What you have to do: Repeat every line exactly, keeping the pictures out of the copy.

** START Supplied entries **

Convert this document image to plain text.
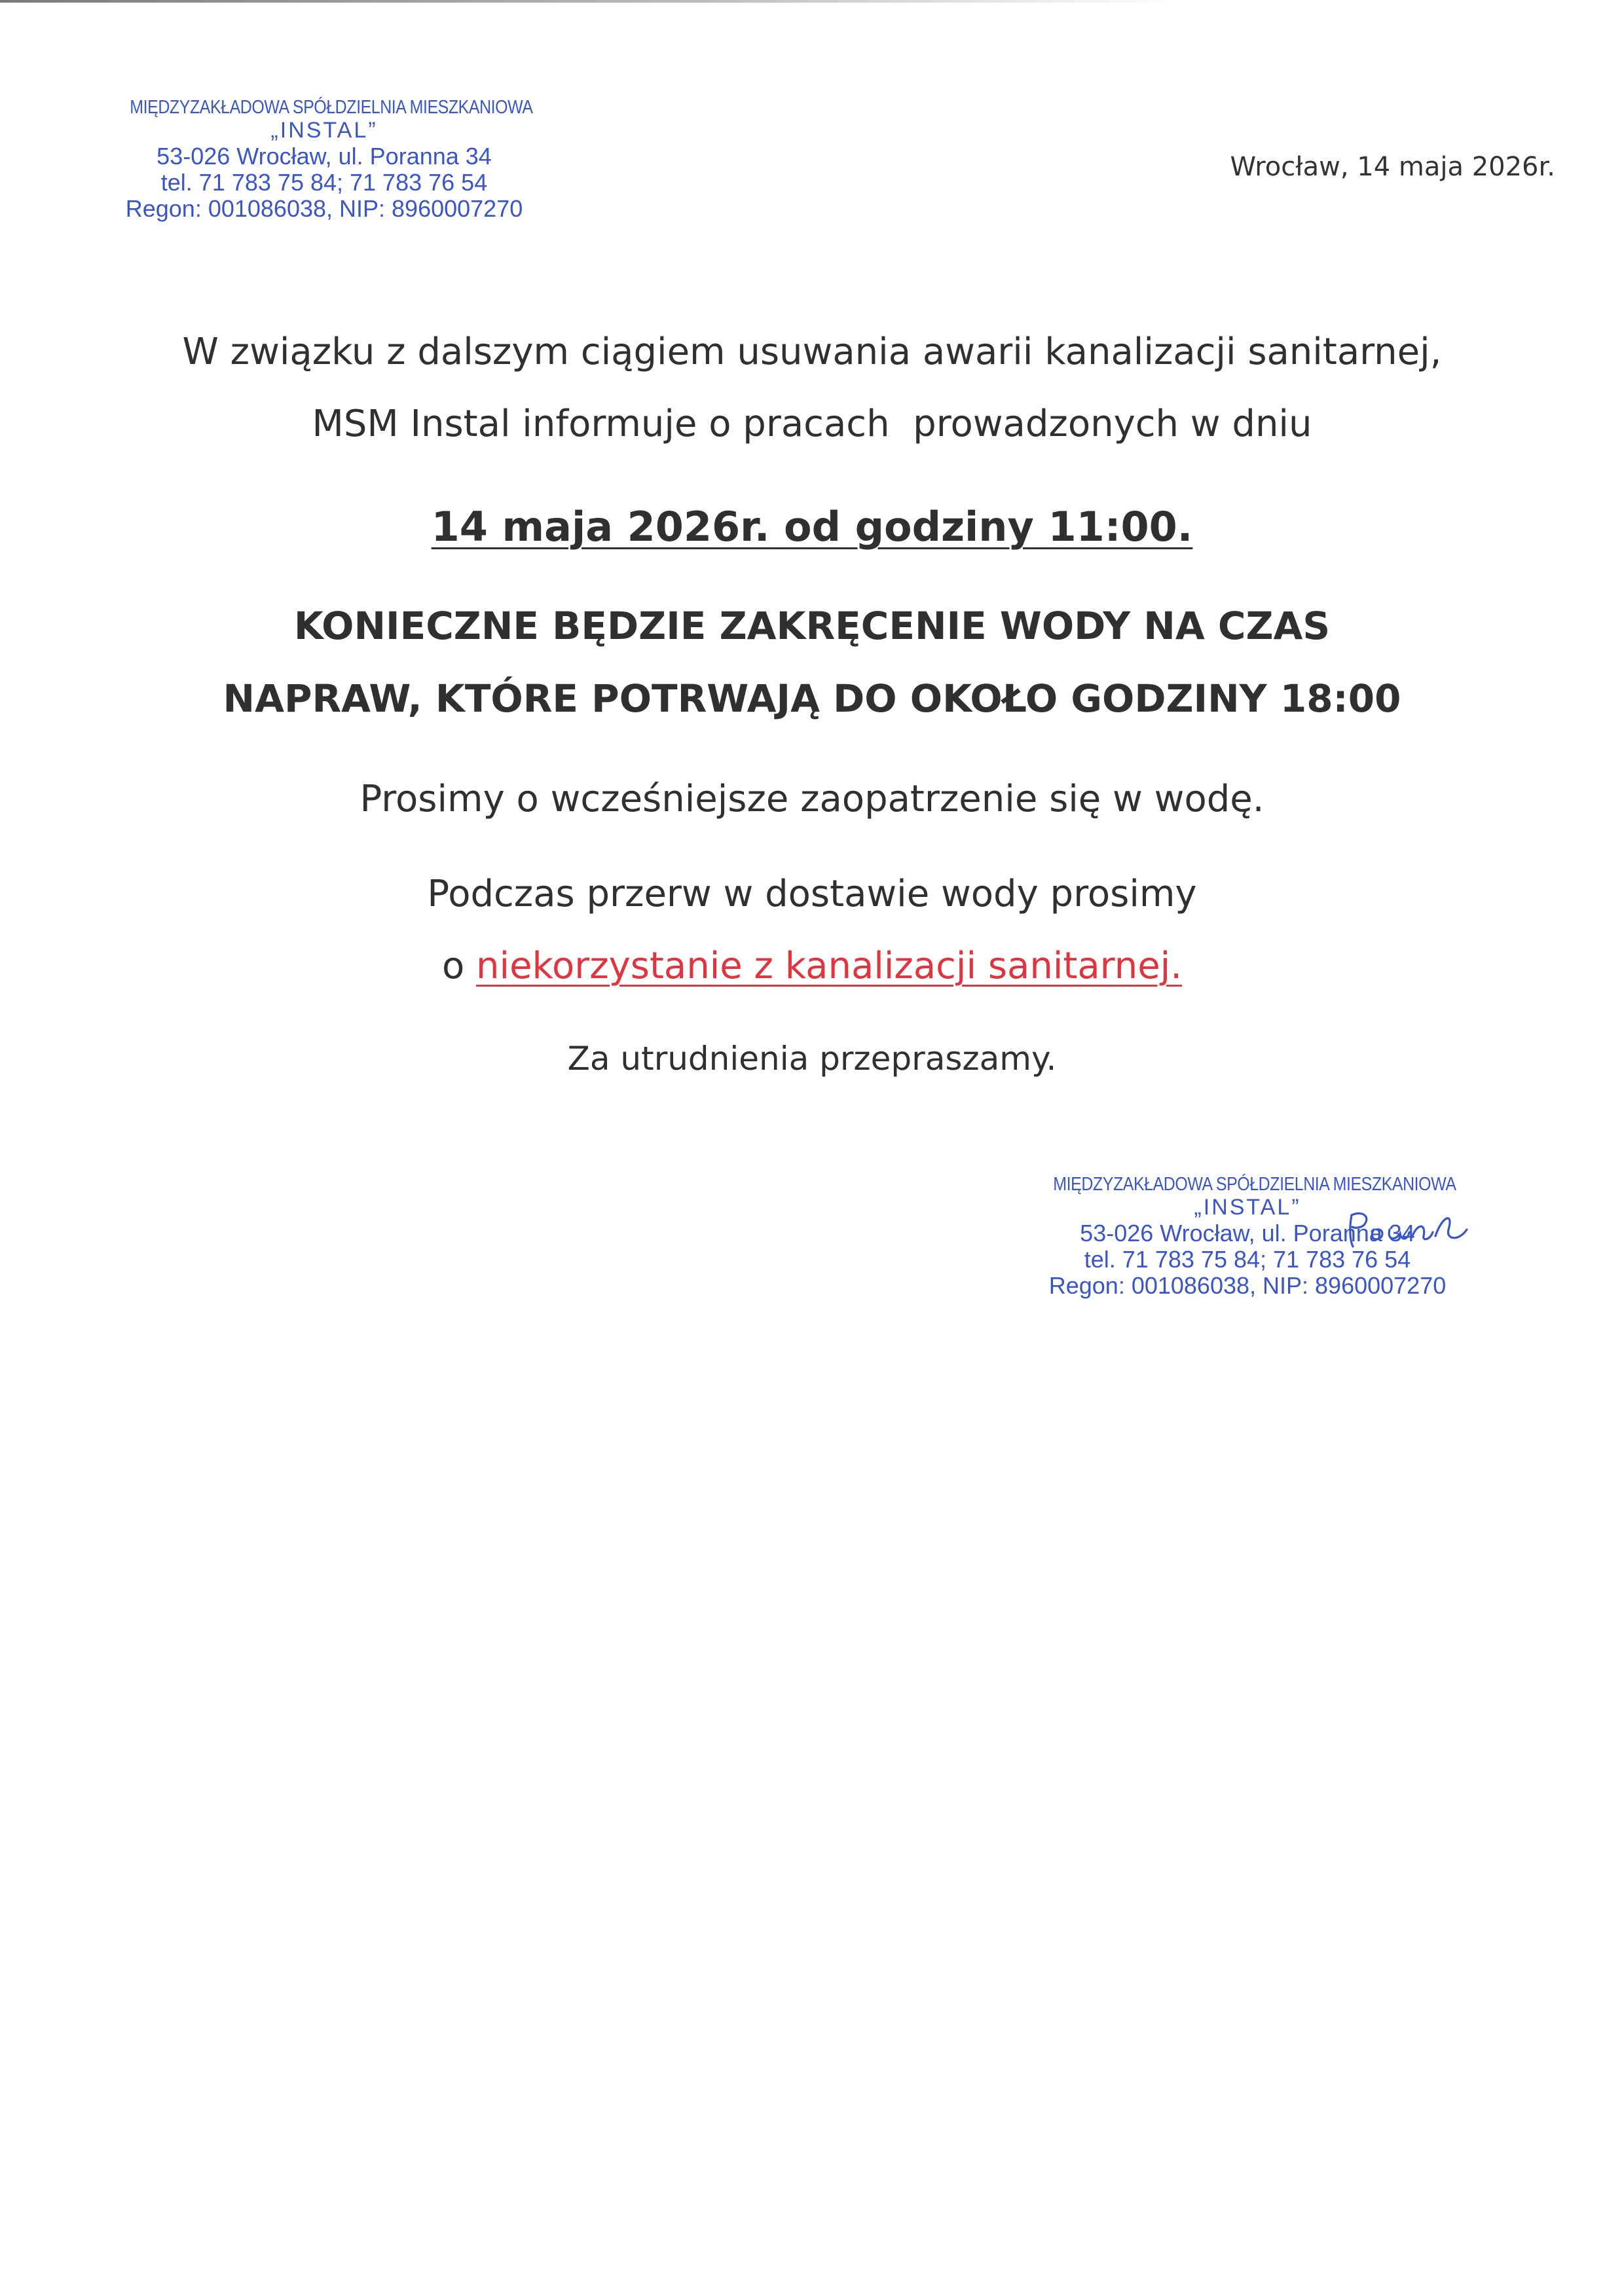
MIĘDZYZAKŁADOWA SPÓŁDZIELNIA MIESZKANIOWA
„INSTAL”
53-026 Wrocław, ul. Poranna 34
tel. 71 783 75 84; 71 783 76 54
Regon: 001086038, NIP: 8960007270
Wrocław, 14 maja 2026r.
W związku z dalszym ciągiem usuwania awarii kanalizacji sanitarnej,
MSM Instal informuje o pracach  prowadzonych w dniu
14 maja 2026r. od godziny 11:00.
KONIECZNE BĘDZIE ZAKRĘCENIE WODY NA CZAS
NAPRAW, KTÓRE POTRWAJĄ DO OKOŁO GODZINY 18:00
Prosimy o wcześniejsze zaopatrzenie się w wodę.
Podczas przerw w dostawie wody prosimy
o niekorzystanie z kanalizacji sanitarnej.
Za utrudnienia przepraszamy.
MIĘDZYZAKŁADOWA SPÓŁDZIELNIA MIESZKANIOWA
„INSTAL”
53-026 Wrocław, ul. Poranna 34
tel. 71 783 75 84; 71 783 76 54
Regon: 001086038, NIP: 8960007270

** END Supplied entries **

Solution to the problem:
Convert this document image to plain text.
MIĘDZYZAKŁADOWA SPÓŁDZIELNIA MIESZKANIOWA
„INSTAL”
53-026 Wrocław, ul. Poranna 34
tel. 71 783 75 84; 71 783 76 54
Regon: 001086038, NIP: 8960007270
Wrocław, 14 maja 2026r.
W związku z dalszym ciągiem usuwania awarii kanalizacji sanitarnej,
MSM Instal informuje o pracach  prowadzonych w dniu
14 maja 2026r. od godziny 11:00.
KONIECZNE BĘDZIE ZAKRĘCENIE WODY NA CZAS
NAPRAW, KTÓRE POTRWAJĄ DO OKOŁO GODZINY 18:00
Prosimy o wcześniejsze zaopatrzenie się w wodę.
Podczas przerw w dostawie wody prosimy
o niekorzystanie z kanalizacji sanitarnej.
Za utrudnienia przepraszamy.
MIĘDZYZAKŁADOWA SPÓŁDZIELNIA MIESZKANIOWA
„INSTAL”
53-026 Wrocław, ul. Poranna 34
tel. 71 783 75 84; 71 783 76 54
Regon: 001086038, NIP: 8960007270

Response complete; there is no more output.